Look through the material below. Copy every line with the string "accustomed" in it.
* * *
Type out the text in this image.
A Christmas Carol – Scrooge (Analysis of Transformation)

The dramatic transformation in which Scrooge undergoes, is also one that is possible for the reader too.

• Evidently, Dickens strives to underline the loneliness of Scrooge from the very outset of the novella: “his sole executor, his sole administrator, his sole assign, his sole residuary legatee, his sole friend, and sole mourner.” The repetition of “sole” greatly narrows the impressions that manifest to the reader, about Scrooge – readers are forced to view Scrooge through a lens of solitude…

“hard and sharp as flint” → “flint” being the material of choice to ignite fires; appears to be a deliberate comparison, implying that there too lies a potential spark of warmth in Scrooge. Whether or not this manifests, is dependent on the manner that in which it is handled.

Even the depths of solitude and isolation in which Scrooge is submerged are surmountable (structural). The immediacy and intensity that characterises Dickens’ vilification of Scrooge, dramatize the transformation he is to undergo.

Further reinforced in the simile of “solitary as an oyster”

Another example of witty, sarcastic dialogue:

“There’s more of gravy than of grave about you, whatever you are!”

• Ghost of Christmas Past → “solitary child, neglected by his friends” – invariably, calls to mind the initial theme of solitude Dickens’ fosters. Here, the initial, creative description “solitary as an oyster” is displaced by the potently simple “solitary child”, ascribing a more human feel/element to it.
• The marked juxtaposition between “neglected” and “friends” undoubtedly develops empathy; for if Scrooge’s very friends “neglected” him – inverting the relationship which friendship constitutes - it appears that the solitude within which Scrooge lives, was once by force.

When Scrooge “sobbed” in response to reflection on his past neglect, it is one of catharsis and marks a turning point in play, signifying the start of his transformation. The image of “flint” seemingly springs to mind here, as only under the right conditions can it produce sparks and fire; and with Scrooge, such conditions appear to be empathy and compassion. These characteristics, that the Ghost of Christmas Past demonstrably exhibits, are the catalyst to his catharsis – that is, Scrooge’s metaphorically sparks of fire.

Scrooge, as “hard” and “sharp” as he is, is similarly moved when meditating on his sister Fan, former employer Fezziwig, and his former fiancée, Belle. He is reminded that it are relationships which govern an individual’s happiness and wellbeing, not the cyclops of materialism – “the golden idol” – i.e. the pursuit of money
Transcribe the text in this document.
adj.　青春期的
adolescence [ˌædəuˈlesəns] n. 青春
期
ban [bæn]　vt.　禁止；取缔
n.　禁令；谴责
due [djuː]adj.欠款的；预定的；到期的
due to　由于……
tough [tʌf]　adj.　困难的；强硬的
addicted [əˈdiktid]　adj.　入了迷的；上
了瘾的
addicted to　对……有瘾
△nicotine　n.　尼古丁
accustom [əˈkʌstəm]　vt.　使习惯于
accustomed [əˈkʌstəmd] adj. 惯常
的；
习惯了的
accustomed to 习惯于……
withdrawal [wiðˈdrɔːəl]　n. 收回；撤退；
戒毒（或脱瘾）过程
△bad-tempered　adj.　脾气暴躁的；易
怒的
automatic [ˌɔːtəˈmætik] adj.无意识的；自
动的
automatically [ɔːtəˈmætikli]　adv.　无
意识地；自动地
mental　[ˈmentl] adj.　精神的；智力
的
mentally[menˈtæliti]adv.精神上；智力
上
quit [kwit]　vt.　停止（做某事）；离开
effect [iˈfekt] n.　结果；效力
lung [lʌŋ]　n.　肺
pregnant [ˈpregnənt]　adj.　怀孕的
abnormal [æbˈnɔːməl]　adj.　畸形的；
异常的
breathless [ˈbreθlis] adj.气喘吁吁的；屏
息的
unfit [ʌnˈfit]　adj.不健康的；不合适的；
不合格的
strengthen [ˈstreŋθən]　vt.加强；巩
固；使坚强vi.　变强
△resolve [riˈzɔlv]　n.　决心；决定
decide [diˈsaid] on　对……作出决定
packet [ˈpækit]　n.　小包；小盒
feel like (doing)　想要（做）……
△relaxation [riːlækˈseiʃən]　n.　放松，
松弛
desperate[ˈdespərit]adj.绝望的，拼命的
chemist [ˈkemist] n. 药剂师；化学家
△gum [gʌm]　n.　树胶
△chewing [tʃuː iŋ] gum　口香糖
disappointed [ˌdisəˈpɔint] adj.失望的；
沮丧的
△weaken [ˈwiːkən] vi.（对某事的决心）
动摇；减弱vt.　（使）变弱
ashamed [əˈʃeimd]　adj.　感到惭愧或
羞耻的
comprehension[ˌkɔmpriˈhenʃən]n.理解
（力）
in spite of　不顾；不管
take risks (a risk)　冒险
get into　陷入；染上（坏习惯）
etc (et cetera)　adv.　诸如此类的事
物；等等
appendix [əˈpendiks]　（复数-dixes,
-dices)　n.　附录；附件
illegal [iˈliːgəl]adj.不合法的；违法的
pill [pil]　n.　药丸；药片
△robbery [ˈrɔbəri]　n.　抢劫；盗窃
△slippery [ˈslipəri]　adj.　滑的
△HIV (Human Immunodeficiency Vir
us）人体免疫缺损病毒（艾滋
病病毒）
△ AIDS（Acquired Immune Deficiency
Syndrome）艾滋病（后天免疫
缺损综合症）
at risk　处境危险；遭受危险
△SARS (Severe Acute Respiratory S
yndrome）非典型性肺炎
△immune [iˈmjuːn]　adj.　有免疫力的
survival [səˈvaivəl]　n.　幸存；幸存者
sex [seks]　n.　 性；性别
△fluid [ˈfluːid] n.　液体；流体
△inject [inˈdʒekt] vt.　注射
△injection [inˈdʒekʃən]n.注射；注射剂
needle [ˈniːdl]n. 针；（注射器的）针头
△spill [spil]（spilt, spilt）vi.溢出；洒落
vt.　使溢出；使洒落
* * *
## The response
accustomed [əˈkʌstəmd] adj. 惯常
accustomed to 习惯于……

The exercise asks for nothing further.